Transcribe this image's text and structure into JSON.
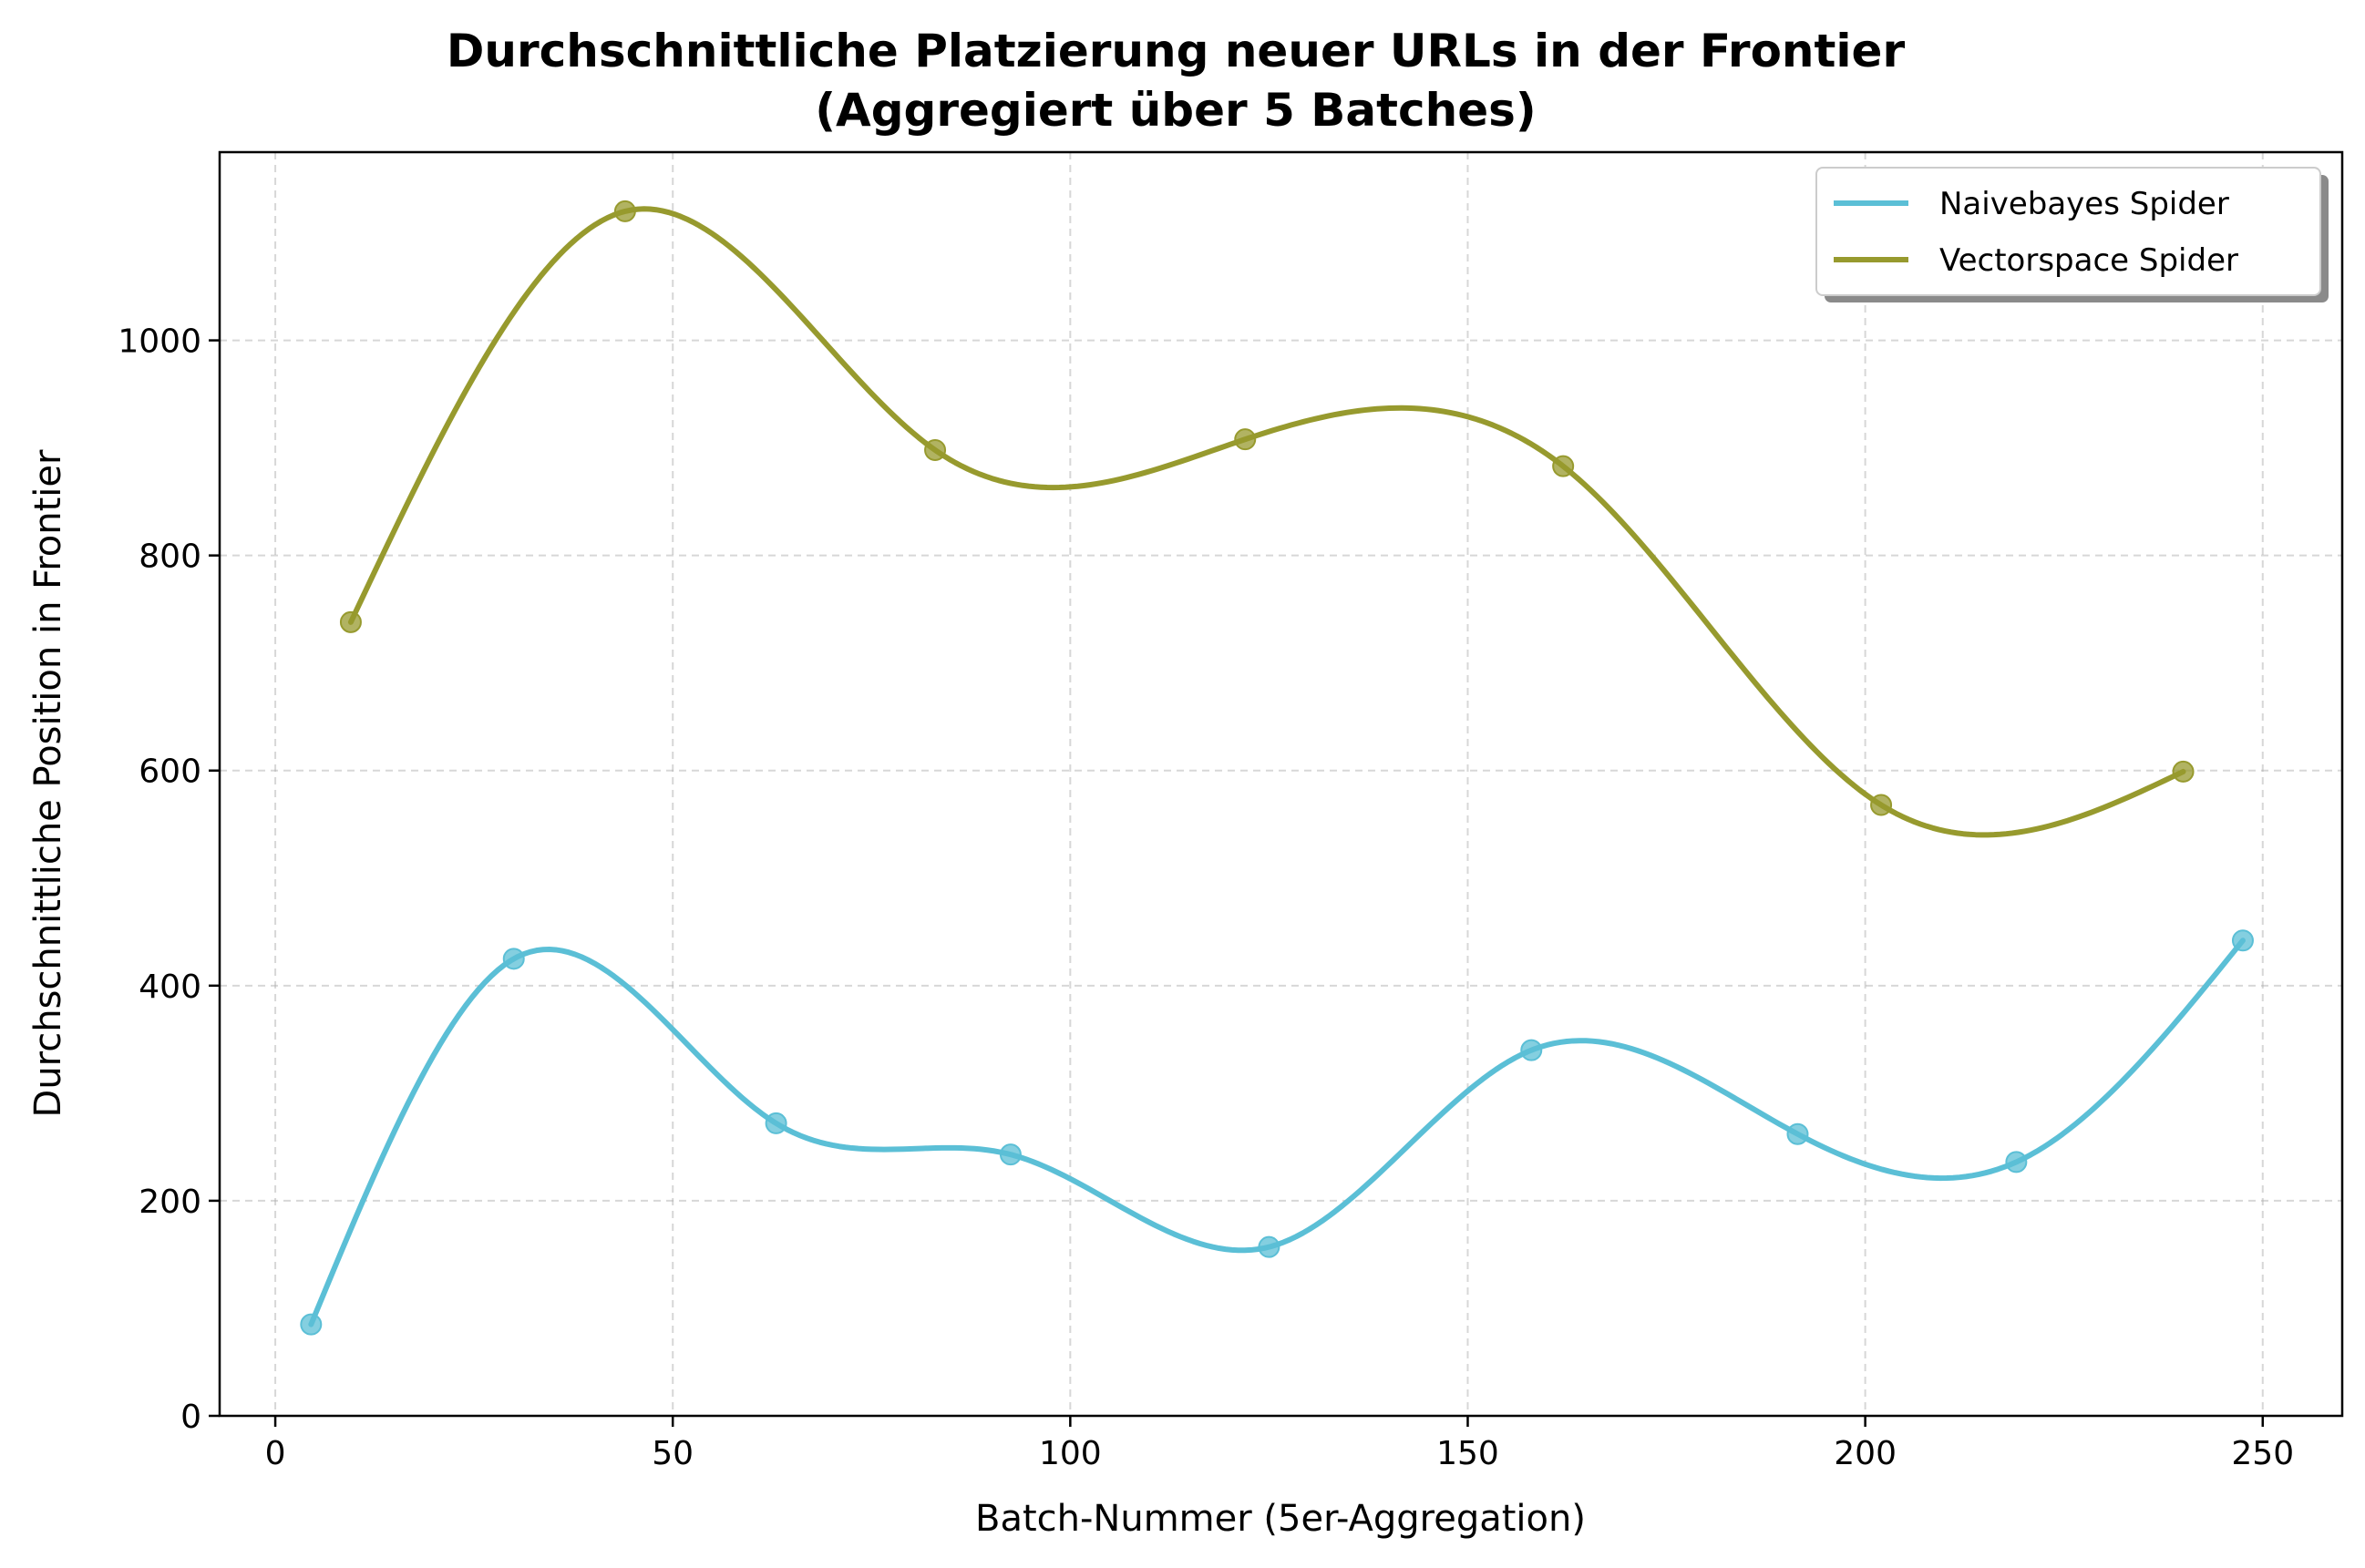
{
  "chart_data": {
    "type": "line",
    "title": "Durchschnittliche Platzierung neuer URLs in der Frontier",
    "subtitle": "(Aggregiert über 5 Batches)",
    "xlabel": "Batch-Nummer (5er-Aggregation)",
    "ylabel": "Durchschnittliche Position in Frontier",
    "xlim": [
      -7,
      260
    ],
    "ylim": [
      0,
      1175
    ],
    "xticks": [
      0,
      50,
      100,
      150,
      200,
      250
    ],
    "yticks": [
      0,
      200,
      400,
      600,
      800,
      1000
    ],
    "grid": true,
    "legend_position": "top-right",
    "series": [
      {
        "name": "Naivebayes Spider",
        "color": "#5bbfd6",
        "x": [
          4.5,
          30,
          63,
          92.5,
          125,
          158,
          191.5,
          219,
          247.5
        ],
        "values": [
          85,
          425,
          272,
          243,
          157,
          340,
          262,
          236,
          442
        ]
      },
      {
        "name": "Vectorspace Spider",
        "color": "#979a2e",
        "x": [
          9.5,
          44,
          83,
          122,
          162,
          202,
          240
        ],
        "values": [
          738,
          1120,
          898,
          908,
          883,
          568,
          599
        ]
      }
    ]
  }
}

→ Task instructions: What comes back should match the records exactly, minus any pictures.

→ The solution:
Transcribe this image's text and structure into JSON.
{
  "chart_data": {
    "type": "line",
    "title": "Durchschnittliche Platzierung neuer URLs in der Frontier",
    "subtitle": "(Aggregiert über 5 Batches)",
    "xlabel": "Batch-Nummer (5er-Aggregation)",
    "ylabel": "Durchschnittliche Position in Frontier",
    "xlim": [
      -7,
      260
    ],
    "ylim": [
      0,
      1175
    ],
    "xticks": [
      0,
      50,
      100,
      150,
      200,
      250
    ],
    "yticks": [
      0,
      200,
      400,
      600,
      800,
      1000
    ],
    "grid": true,
    "legend_position": "top-right",
    "series": [
      {
        "name": "Naivebayes Spider",
        "color": "#5bbfd6",
        "x": [
          4.5,
          30,
          63,
          92.5,
          125,
          158,
          191.5,
          219,
          247.5
        ],
        "values": [
          85,
          425,
          272,
          243,
          157,
          340,
          262,
          236,
          442
        ]
      },
      {
        "name": "Vectorspace Spider",
        "color": "#979a2e",
        "x": [
          9.5,
          44,
          83,
          122,
          162,
          202,
          240
        ],
        "values": [
          738,
          1120,
          898,
          908,
          883,
          568,
          599
        ]
      }
    ]
  }
}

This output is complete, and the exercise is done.